*Ausgangstext*
#####

ÖTZTAL. Im Rahmen der Ausbildung zur/zum „GenussbotschafterIn Ötztal“ erfahren die TeilnehmerInnen in jeweils einwöchigen Seminaren, was im Ötztal wächst und gedeiht. Daneben geht es um die Veredelung, die Verarbeitung sowie die Präsentation dieser Waren. Im Fokus des ersten Moduls standen regionale Fleischspezialitäten.
Genuss und Qualität gewinnen gerade in diesen besonderen Zeiten einen neuen Stellenwert. Natürliche Archetypen aus der Region erfahren eine Aufwertung, saisonale Lebensmittel von Qualität und mit entsprechender Ökobilanz werden zunehmend geschätzt und auch vereinzelt in der Gastronomie eingesetzt und beworben – es kündigt sich ein leiser Paradigmenwechsel an.In der Genussregion Ötztal hat man diesen Trend schon seit einiger Zeit erkannt und fördert aktiv die bewusste Wahrnehmung der vor Ort produzierten Qualitätsgüter. Die Ausbildung zur/zum „Genussbotschafter*in Ötztal“ bedeutet nicht nur einen Gewinn für die Teilnehmer*innen selbst, sondern auch für Gastronomiebetriebe, Tourismus und Produzent*innen im gesamten Ötztal.  Regionale Besonderheiten wie das Ötztaler Bergschaf oder die Preiselbeere stehen dabei ebenso im Mittelpunkt wie zugehörige Verarbeitungstechniken wie zum Beispiel das fachgerechte Zerteilen von Fleisch oder die aktive Mitarbeit in den taleigenen Käsereien und in der Imkerei. Ganz natürlich ergibt sich hierbei eine intensive Begegnung mit dem Natur- und Kulturraum Ötztal, gelebten Traditionen, der Esskultur sowie altbewährter Sortenvielfalt.

#####

*Datenauszug*
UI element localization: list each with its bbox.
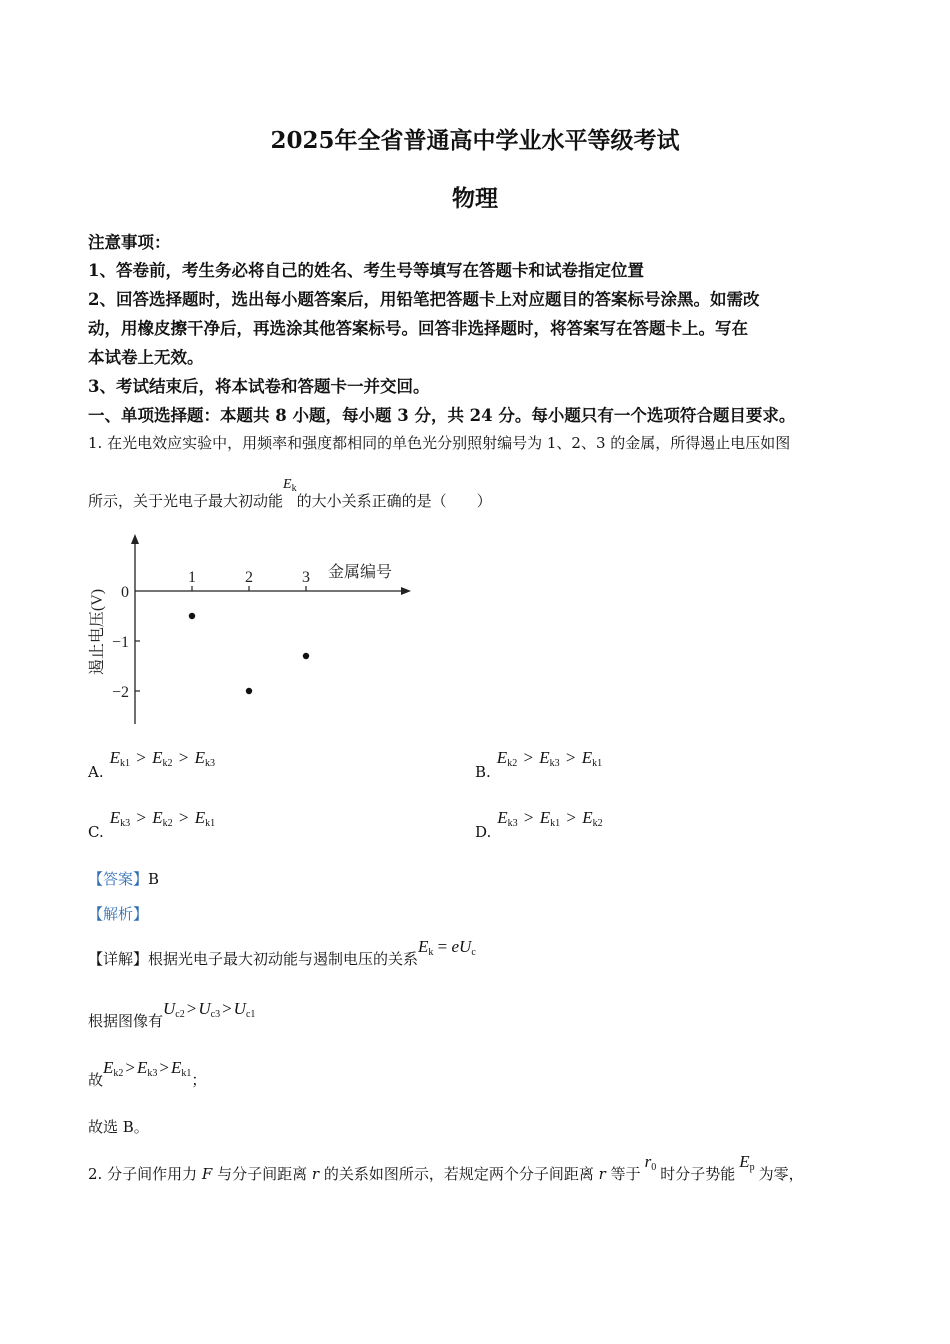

#####

*Übungen*
1. Worum ging es laut dem Text über die Genussbotschafter-Ausbildung im ersten Modul vor allem?
2. Aktualisiere im Text über die Genussbotschafter-Ausbildung den Abschnitt von „ÖTZTAL. Im Rahmen“ bis einschließlich „standen regionale Fleischspezialitäten.“ und setze dabei „Kursen“ anstelle von „Seminaren“ ein.
3. Schreib den Text über die Genussbotschafter-Ausbildung nach seinem letzten Satz weiter.

*Lösungen*
1. Um regionale Fleischspezialitäten.

2.
ÖTZTAL. Im Rahmen der Ausbildung zur/zum „GenussbotschafterIn Ötztal“ erfahren die TeilnehmerInnen in jeweils einwöchigen Kursen, was im Ötztal wächst und gedeiht. Daneben geht es um die Veredelung, die Verarbeitung sowie die Präsentation dieser Waren. Im Fokus des ersten Moduls standen regionale Fleischspezialitäten.

3.
Schlachten und zerteilen

Dass Fleisch nicht von Natur aus perfekt portioniert in Filetstücken auf dem Teller landet, dürfte jedem/jeder Verbraucher*in bewusst sein. Was es aber heißt, bei der Schlachtung und Zerteilung von Rind und Schaf live dabei zu sein, durften die Teilnehmer*innen im Workshop mit Matthias Wilhelm von der Hofmetzgerei Wilhem in Sölden hautnah erleben. „Köch*innen sollten wissen, wie die Produkte entstehen, die sie zu Speisen verarbeiten", erklärt Wilhelm seine Motivation, „das fördert auch das Verständnis für unsere Arbeit." Er selbst sieht die Herkunftsbezeichnung als wichtiges Qualitätsmerkmal in der Gastronomie. Über so wissbegierige Lehrlinge wie Chanette Gstrein aus Sölden freut er sich besonders. Die Köchin im dritten Lehrjahr betont, Regionalität sei für sie ein wichtiges Thema und sie freue sich darüber, dass im Rahmen des Workshops das Bewusstsein dafür gestärkt werde, wo Fleisch und andere Zutaten herkommen.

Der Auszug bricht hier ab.